TASK DETAILS
Find the number of lines containing the string "their" in the data. Answer with the number by itself.

Stored records

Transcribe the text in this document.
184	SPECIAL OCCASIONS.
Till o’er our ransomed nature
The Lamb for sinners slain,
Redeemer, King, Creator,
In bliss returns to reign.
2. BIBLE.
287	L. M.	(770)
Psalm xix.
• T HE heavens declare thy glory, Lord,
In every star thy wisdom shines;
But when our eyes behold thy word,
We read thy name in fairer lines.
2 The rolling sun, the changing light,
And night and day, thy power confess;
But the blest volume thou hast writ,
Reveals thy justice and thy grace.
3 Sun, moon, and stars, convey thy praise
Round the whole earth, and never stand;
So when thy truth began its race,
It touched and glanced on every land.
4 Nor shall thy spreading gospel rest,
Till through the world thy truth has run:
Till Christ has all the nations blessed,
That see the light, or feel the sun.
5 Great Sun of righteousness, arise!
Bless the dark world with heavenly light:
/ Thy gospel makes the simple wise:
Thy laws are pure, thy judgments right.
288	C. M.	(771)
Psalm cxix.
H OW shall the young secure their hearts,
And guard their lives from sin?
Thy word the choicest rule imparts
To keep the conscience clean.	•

---

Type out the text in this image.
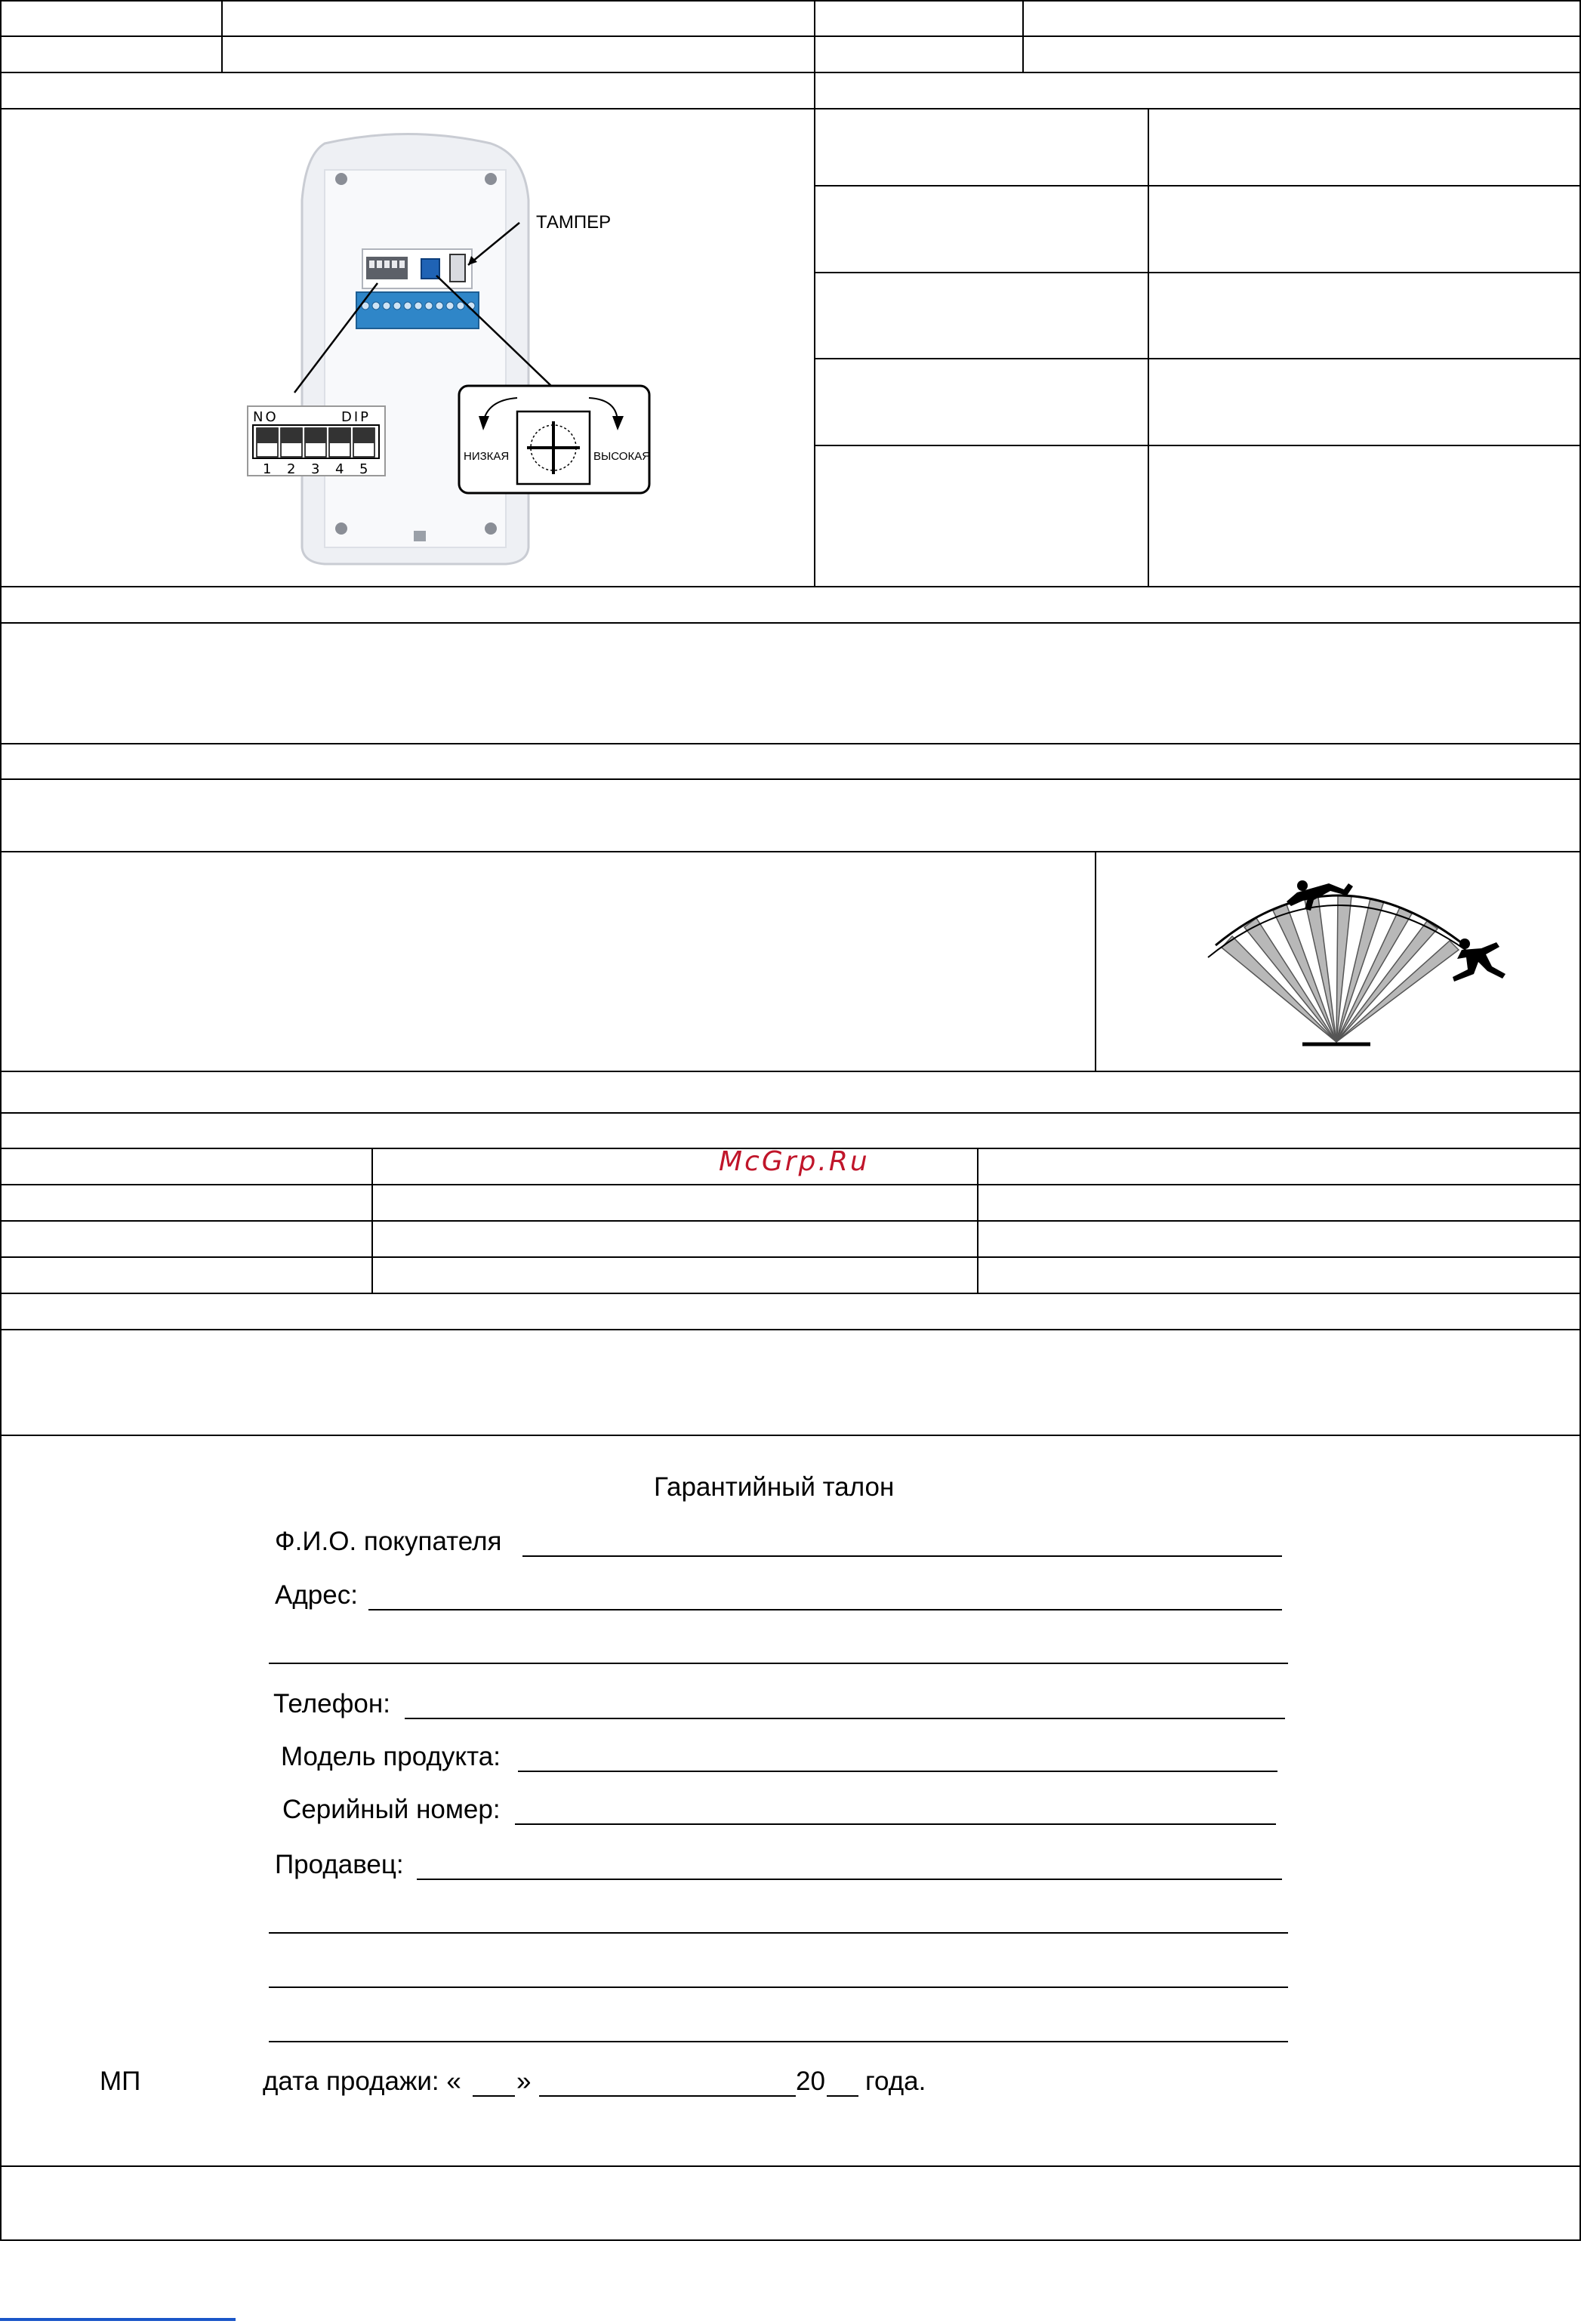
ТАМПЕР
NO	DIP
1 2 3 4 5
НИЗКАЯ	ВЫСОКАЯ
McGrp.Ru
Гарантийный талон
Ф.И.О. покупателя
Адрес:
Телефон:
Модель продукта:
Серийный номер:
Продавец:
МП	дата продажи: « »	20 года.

---

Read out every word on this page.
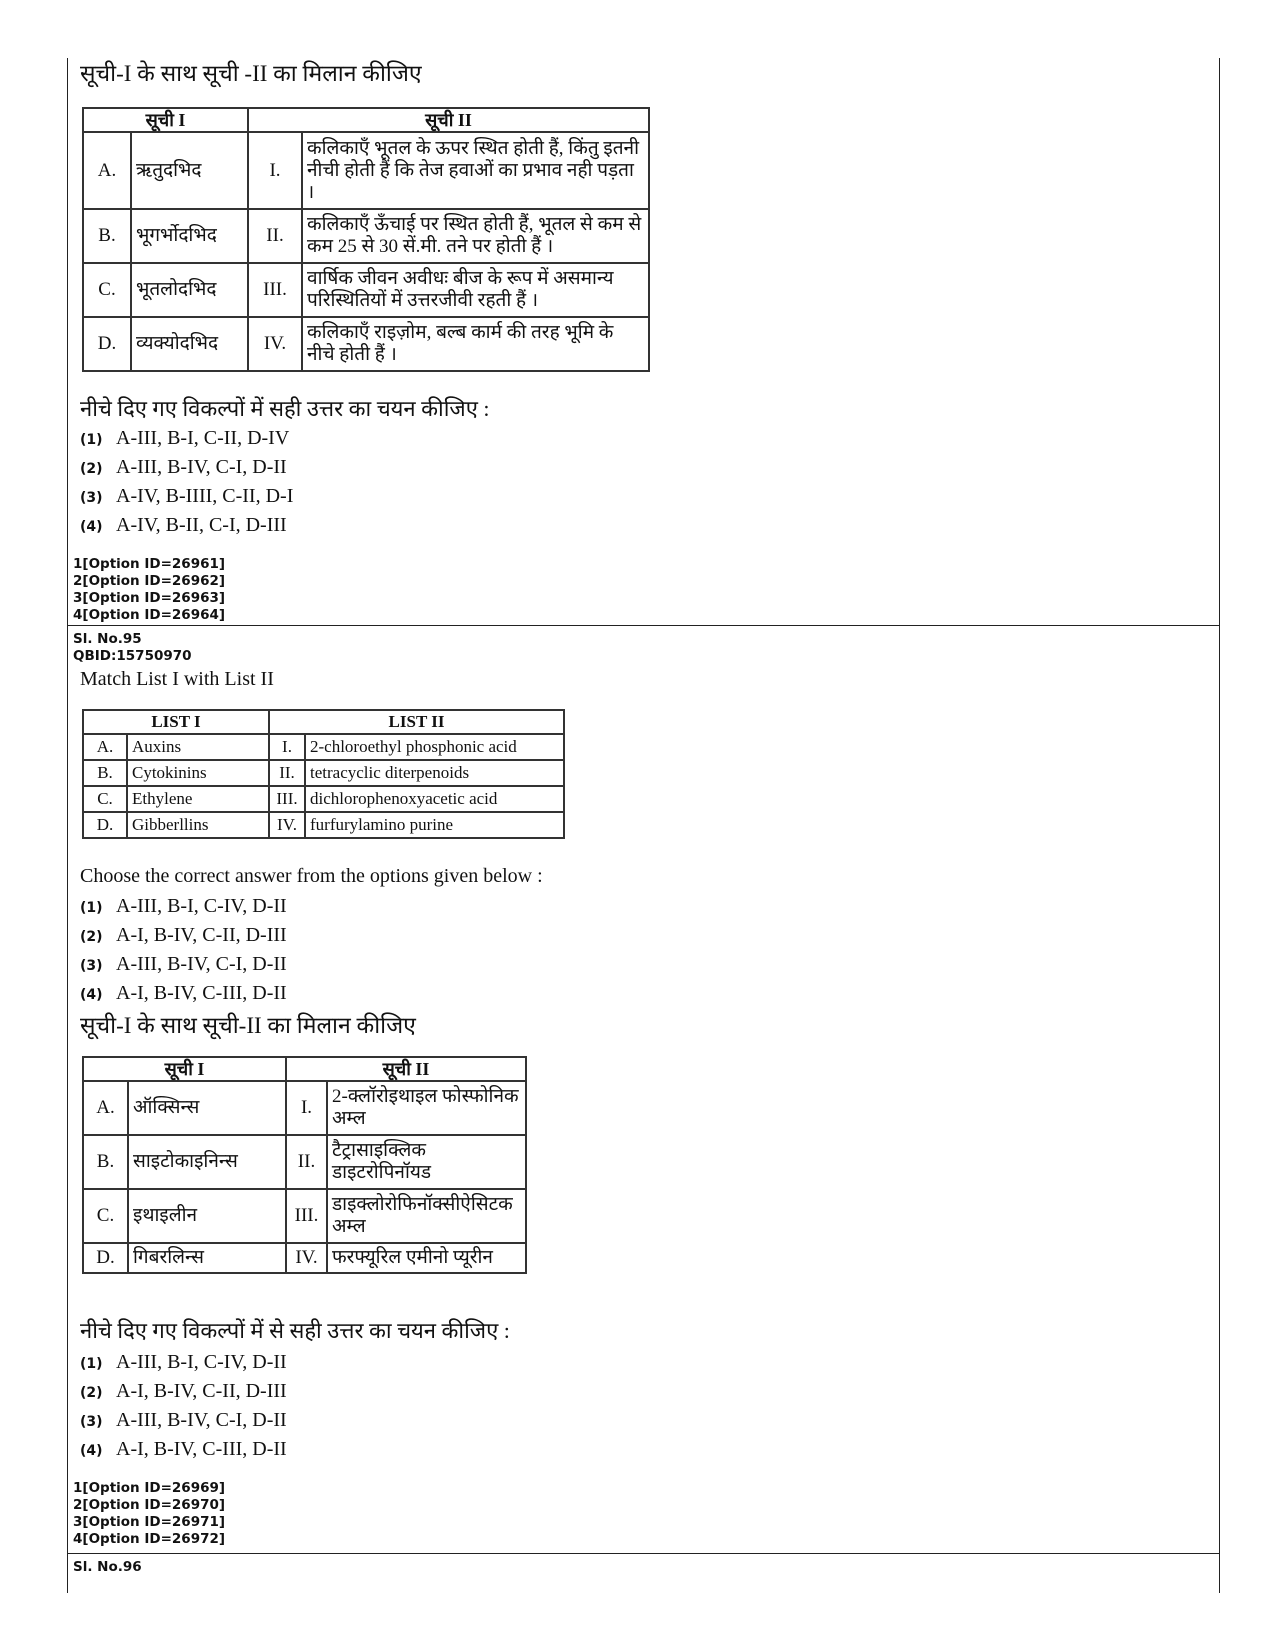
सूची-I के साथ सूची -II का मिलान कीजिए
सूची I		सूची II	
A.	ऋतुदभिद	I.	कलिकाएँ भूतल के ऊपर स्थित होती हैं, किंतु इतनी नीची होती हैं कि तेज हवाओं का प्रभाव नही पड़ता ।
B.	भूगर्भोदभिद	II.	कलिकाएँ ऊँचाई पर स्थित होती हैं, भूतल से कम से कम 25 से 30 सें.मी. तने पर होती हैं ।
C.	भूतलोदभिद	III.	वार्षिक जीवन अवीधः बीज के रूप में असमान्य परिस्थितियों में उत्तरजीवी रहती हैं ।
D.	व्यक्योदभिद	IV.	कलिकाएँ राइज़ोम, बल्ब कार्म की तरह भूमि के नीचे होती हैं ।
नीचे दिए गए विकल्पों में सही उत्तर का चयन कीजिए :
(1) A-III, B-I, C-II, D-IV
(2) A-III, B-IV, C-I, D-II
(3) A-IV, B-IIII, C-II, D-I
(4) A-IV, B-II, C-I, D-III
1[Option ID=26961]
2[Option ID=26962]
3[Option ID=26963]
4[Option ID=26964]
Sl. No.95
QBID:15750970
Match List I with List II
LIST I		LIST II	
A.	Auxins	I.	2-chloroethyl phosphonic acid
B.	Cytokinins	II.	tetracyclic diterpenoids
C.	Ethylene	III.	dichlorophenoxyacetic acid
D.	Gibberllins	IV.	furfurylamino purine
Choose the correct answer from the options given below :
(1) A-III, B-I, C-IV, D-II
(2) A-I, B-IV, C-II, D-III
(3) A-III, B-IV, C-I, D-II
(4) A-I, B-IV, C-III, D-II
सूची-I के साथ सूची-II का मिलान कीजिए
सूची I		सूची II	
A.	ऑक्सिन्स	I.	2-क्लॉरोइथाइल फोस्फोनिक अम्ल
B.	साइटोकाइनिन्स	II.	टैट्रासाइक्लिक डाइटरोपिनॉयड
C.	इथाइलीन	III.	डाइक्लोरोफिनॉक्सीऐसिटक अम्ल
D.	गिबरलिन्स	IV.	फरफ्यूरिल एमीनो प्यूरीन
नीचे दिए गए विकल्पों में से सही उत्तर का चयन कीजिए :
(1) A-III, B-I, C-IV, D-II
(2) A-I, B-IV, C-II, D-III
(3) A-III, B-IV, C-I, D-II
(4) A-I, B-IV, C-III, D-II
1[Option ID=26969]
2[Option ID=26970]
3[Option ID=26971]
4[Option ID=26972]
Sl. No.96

RESULT OF THE EXERCISE
2